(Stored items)
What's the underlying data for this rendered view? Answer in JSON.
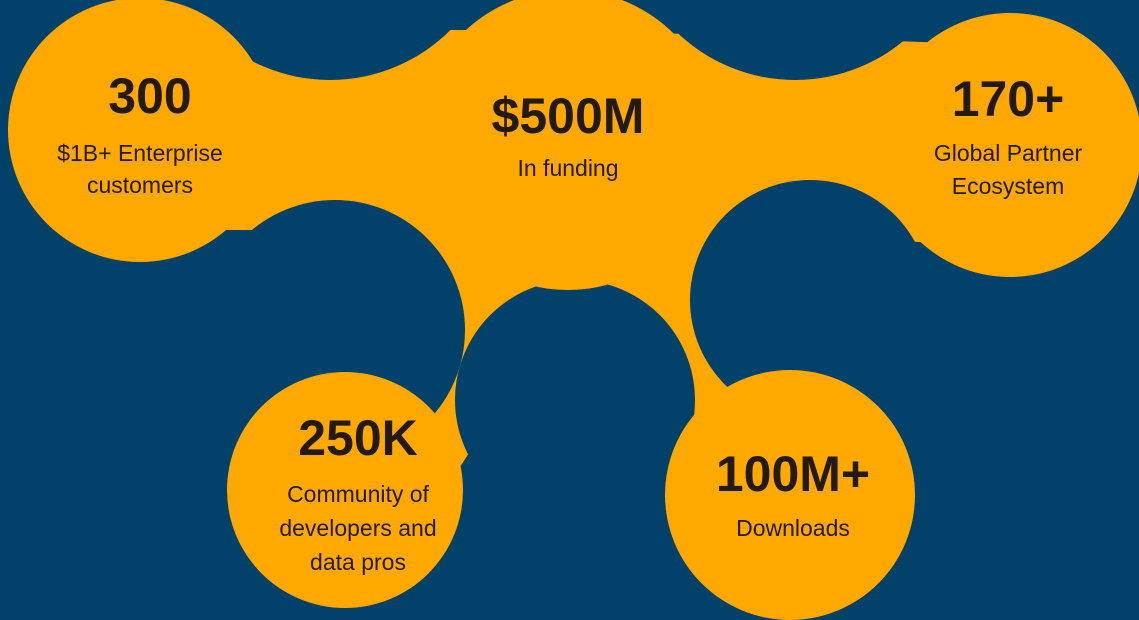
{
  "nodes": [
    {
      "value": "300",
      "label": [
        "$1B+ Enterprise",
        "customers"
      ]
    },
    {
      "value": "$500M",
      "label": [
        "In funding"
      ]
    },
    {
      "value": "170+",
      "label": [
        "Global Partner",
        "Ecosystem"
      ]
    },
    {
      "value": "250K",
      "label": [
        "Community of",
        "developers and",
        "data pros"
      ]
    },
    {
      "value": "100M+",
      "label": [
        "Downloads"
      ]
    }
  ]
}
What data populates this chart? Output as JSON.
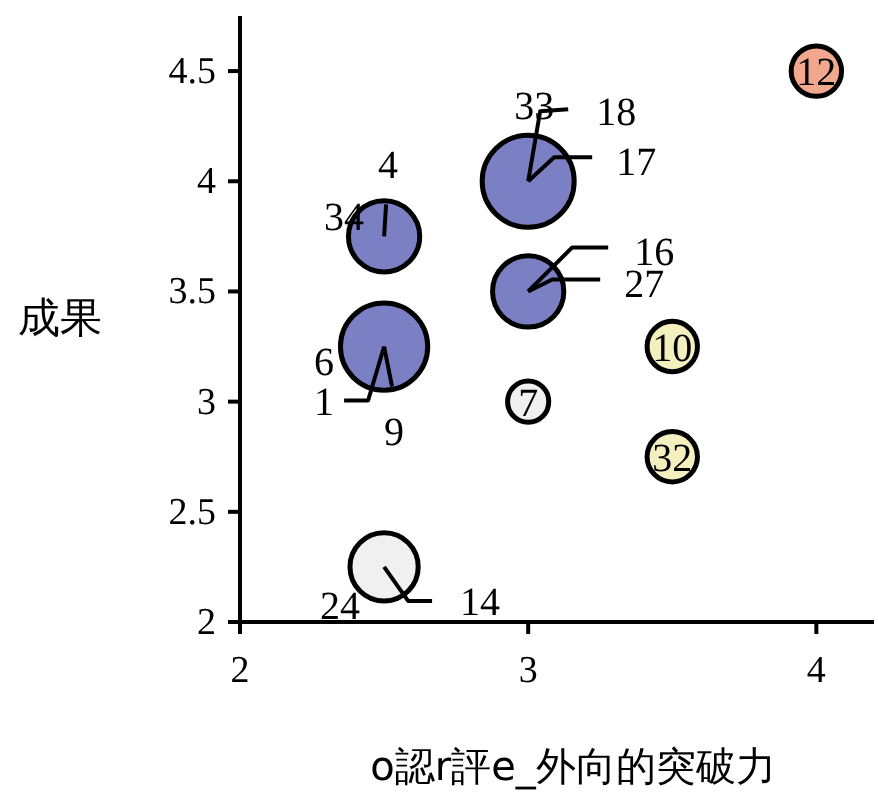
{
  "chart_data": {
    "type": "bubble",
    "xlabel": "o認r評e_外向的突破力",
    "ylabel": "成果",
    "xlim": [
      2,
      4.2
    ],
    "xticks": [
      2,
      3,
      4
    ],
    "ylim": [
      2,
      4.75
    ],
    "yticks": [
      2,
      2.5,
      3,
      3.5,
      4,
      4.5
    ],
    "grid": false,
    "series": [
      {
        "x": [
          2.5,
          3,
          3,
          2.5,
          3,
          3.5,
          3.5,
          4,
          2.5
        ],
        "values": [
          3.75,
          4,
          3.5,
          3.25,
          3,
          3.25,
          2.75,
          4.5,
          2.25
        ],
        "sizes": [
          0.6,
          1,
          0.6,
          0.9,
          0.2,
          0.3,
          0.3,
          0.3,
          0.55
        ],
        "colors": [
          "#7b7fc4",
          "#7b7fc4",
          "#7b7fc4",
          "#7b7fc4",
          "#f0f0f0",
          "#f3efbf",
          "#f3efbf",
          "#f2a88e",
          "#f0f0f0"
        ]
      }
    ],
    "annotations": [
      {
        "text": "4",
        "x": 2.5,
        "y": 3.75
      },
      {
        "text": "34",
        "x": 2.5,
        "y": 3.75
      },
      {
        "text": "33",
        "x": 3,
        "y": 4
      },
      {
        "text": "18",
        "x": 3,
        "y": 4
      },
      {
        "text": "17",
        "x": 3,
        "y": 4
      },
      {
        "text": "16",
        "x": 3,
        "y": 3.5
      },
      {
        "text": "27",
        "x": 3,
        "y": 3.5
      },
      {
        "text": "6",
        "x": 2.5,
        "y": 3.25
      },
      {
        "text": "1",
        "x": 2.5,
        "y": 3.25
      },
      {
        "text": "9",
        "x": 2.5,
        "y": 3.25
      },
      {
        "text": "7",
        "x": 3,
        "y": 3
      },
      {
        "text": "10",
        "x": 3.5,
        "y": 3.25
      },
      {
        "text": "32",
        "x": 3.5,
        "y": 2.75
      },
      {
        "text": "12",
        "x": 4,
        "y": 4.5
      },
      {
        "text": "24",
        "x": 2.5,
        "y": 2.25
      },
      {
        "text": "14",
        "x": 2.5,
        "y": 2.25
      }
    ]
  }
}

* **EXERCISE**
Restate each entry word for word, please, but drop any images it holds.

* **EXERCISE SOLUTION**
What's the underlying data for this rendered view? Answer in JSON.
{
  "nodes": [
    {
      "value": "300",
      "label": [
        "$1B+ Enterprise",
        "customers"
      ]
    },
    {
      "value": "$500M",
      "label": [
        "In funding"
      ]
    },
    {
      "value": "170+",
      "label": [
        "Global Partner",
        "Ecosystem"
      ]
    },
    {
      "value": "250K",
      "label": [
        "Community of",
        "developers and",
        "data pros"
      ]
    },
    {
      "value": "100M+",
      "label": [
        "Downloads"
      ]
    }
  ]
}
What data populates this chart? Output as JSON.
{
  "chart_data": {
    "type": "bubble",
    "xlabel": "o認r評e_外向的突破力",
    "ylabel": "成果",
    "xlim": [
      2,
      4.2
    ],
    "xticks": [
      2,
      3,
      4
    ],
    "ylim": [
      2,
      4.75
    ],
    "yticks": [
      2,
      2.5,
      3,
      3.5,
      4,
      4.5
    ],
    "grid": false,
    "series": [
      {
        "x": [
          2.5,
          3,
          3,
          2.5,
          3,
          3.5,
          3.5,
          4,
          2.5
        ],
        "values": [
          3.75,
          4,
          3.5,
          3.25,
          3,
          3.25,
          2.75,
          4.5,
          2.25
        ],
        "sizes": [
          0.6,
          1,
          0.6,
          0.9,
          0.2,
          0.3,
          0.3,
          0.3,
          0.55
        ],
        "colors": [
          "#7b7fc4",
          "#7b7fc4",
          "#7b7fc4",
          "#7b7fc4",
          "#f0f0f0",
          "#f3efbf",
          "#f3efbf",
          "#f2a88e",
          "#f0f0f0"
        ]
      }
    ],
    "annotations": [
      {
        "text": "4",
        "x": 2.5,
        "y": 3.75
      },
      {
        "text": "34",
        "x": 2.5,
        "y": 3.75
      },
      {
        "text": "33",
        "x": 3,
        "y": 4
      },
      {
        "text": "18",
        "x": 3,
        "y": 4
      },
      {
        "text": "17",
        "x": 3,
        "y": 4
      },
      {
        "text": "16",
        "x": 3,
        "y": 3.5
      },
      {
        "text": "27",
        "x": 3,
        "y": 3.5
      },
      {
        "text": "6",
        "x": 2.5,
        "y": 3.25
      },
      {
        "text": "1",
        "x": 2.5,
        "y": 3.25
      },
      {
        "text": "9",
        "x": 2.5,
        "y": 3.25
      },
      {
        "text": "7",
        "x": 3,
        "y": 3
      },
      {
        "text": "10",
        "x": 3.5,
        "y": 3.25
      },
      {
        "text": "32",
        "x": 3.5,
        "y": 2.75
      },
      {
        "text": "12",
        "x": 4,
        "y": 4.5
      },
      {
        "text": "24",
        "x": 2.5,
        "y": 2.25
      },
      {
        "text": "14",
        "x": 2.5,
        "y": 2.25
      }
    ]
  }
}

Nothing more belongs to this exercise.